◆ **THE EXERCISE**
Return each line that holds the word "place".

◆ **MATERIALS PROVIDED**
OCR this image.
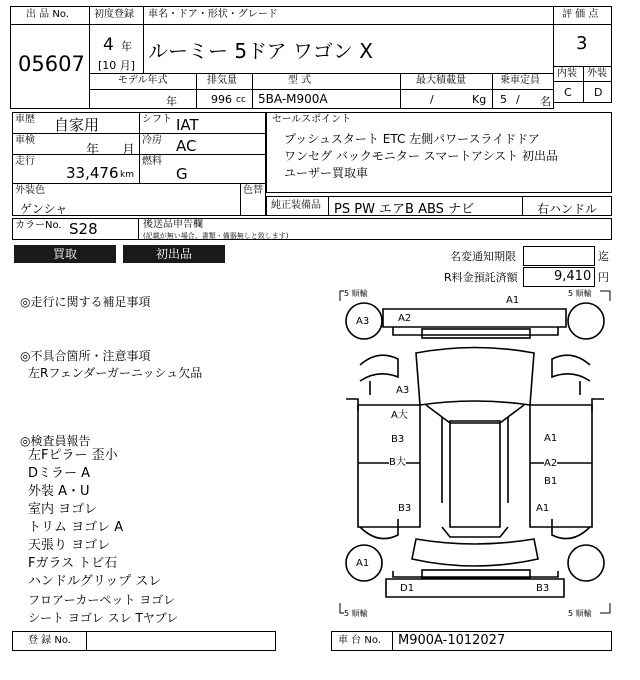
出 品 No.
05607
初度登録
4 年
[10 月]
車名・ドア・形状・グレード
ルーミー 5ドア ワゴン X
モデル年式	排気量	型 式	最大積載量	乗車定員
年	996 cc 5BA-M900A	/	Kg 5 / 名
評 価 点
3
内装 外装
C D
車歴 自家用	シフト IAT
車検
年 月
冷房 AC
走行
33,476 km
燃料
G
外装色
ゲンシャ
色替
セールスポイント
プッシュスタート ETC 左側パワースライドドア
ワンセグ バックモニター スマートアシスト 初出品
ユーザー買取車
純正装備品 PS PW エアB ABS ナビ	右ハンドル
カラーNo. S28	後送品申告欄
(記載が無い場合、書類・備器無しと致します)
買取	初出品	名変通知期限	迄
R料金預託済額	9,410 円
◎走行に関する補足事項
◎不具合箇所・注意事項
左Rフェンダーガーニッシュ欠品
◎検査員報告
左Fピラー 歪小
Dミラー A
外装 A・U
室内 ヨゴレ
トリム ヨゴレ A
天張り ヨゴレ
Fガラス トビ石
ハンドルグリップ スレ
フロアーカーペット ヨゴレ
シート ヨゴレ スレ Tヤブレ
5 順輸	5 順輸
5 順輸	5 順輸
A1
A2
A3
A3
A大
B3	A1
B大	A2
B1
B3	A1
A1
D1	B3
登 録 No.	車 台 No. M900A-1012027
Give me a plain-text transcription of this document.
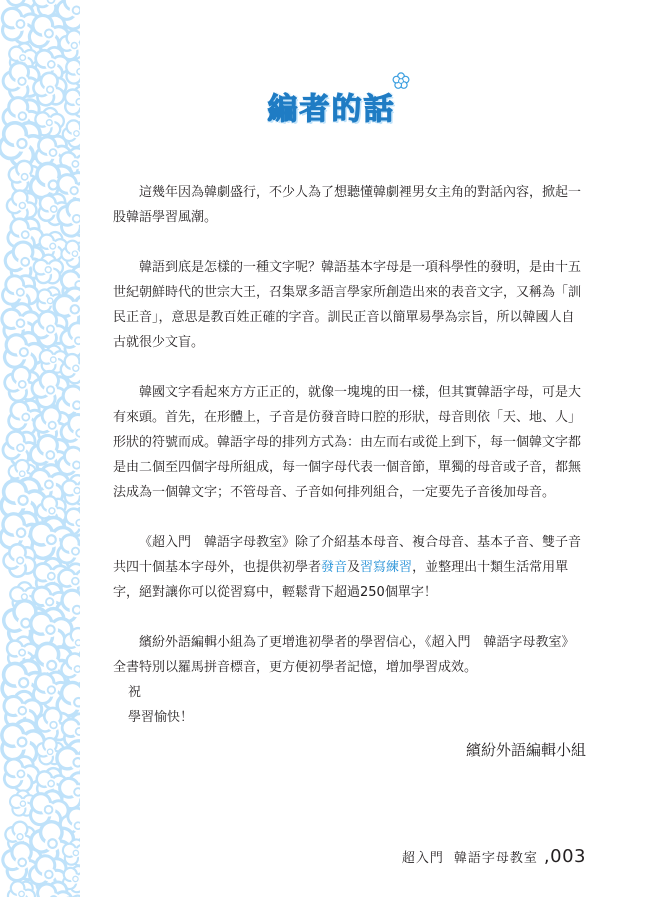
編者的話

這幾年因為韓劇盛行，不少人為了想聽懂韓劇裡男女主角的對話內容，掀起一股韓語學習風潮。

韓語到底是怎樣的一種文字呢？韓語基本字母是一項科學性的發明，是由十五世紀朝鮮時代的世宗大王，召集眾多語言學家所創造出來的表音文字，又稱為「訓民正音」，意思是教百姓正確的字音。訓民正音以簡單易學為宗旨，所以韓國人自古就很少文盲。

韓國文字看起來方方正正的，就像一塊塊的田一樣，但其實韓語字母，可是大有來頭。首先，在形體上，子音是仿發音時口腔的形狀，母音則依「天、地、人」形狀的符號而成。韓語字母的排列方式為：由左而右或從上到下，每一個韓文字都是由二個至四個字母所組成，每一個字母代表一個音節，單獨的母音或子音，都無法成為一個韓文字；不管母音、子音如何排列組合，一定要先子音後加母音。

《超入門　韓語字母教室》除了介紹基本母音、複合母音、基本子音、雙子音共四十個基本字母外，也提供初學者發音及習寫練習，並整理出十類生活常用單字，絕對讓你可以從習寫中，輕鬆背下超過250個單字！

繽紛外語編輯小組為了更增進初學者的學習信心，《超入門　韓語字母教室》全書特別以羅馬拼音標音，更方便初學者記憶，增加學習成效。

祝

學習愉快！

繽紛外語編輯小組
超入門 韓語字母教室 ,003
==
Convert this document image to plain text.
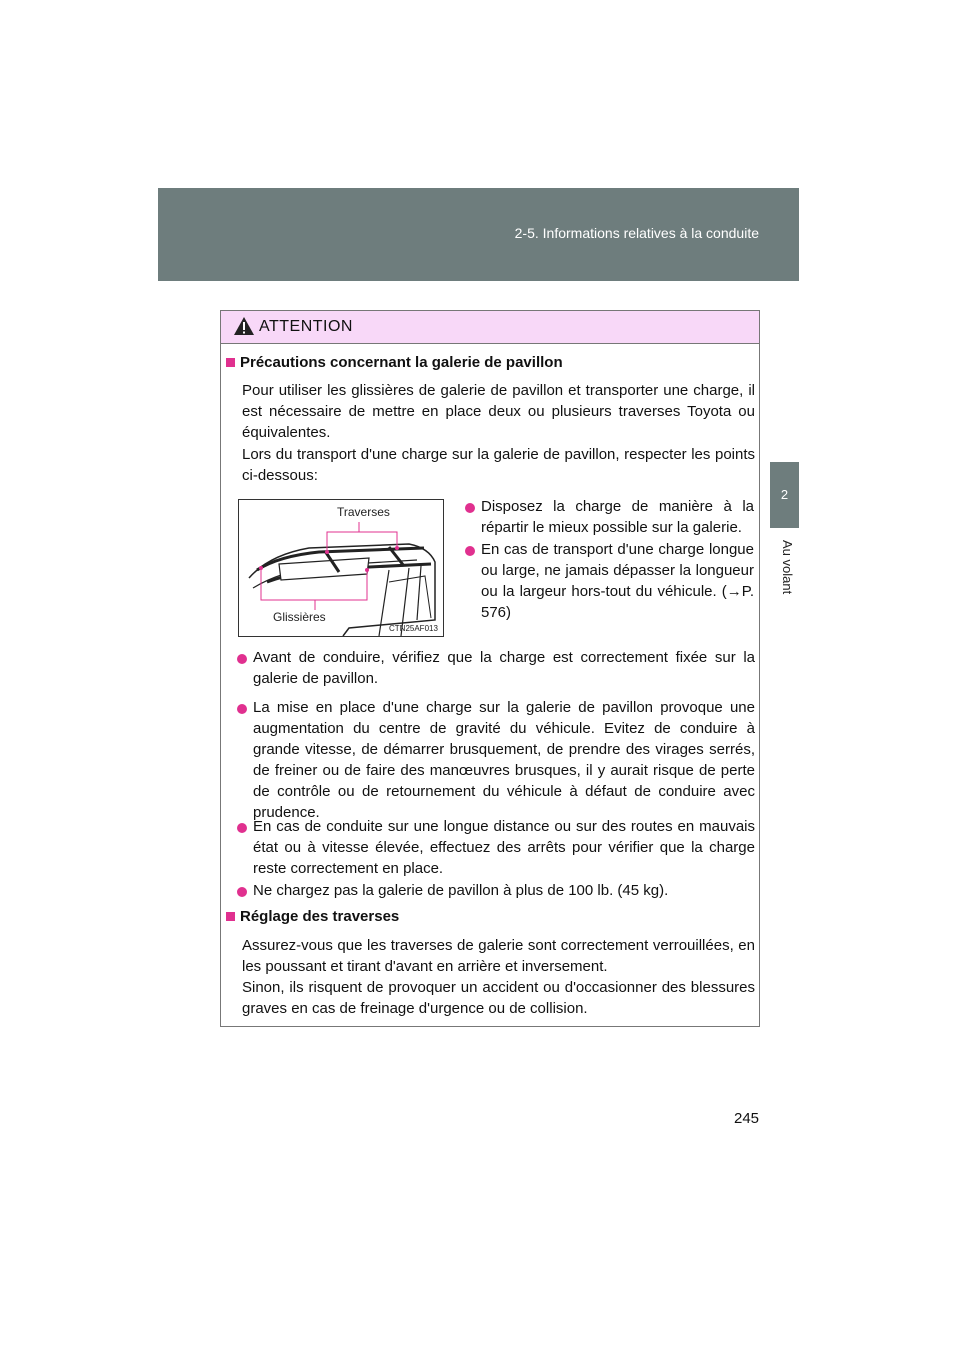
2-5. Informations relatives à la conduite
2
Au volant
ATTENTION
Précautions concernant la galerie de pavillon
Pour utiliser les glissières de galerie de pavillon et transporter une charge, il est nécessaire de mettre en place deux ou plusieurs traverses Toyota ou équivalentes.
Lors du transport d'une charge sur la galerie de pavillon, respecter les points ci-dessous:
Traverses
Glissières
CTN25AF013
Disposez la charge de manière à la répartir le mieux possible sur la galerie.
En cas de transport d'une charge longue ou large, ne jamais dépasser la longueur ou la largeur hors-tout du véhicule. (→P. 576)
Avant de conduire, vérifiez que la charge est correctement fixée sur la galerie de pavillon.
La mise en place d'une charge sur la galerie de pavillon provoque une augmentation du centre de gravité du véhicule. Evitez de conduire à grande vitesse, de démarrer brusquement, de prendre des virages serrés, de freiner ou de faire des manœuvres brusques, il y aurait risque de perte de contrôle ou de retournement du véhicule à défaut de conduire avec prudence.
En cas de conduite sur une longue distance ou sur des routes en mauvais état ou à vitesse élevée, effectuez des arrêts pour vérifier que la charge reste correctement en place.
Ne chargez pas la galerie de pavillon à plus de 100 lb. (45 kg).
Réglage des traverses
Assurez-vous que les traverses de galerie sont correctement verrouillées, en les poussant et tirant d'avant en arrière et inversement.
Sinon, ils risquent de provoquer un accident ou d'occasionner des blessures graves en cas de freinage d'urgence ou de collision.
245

◆ **COMPLETED EXERCISE**
Pour utiliser les glissières de galerie de pavillon et transporter une charge, il est nécessaire de mettre en place deux ou plusieurs traverses Toyota ou équivalentes.
La mise en place d'une charge sur la galerie de pavillon provoque une augmentation du centre de gravité du véhicule. Evitez de conduire à grande vitesse, de démarrer brusquement, de prendre des virages serrés, de freiner ou de faire des manœuvres brusques, il y aurait risque de perte de contrôle ou de retournement du véhicule à défaut de conduire avec prudence.
En cas de conduite sur une longue distance ou sur des routes en mauvais état ou à vitesse élevée, effectuez des arrêts pour vérifier que la charge reste correctement en place.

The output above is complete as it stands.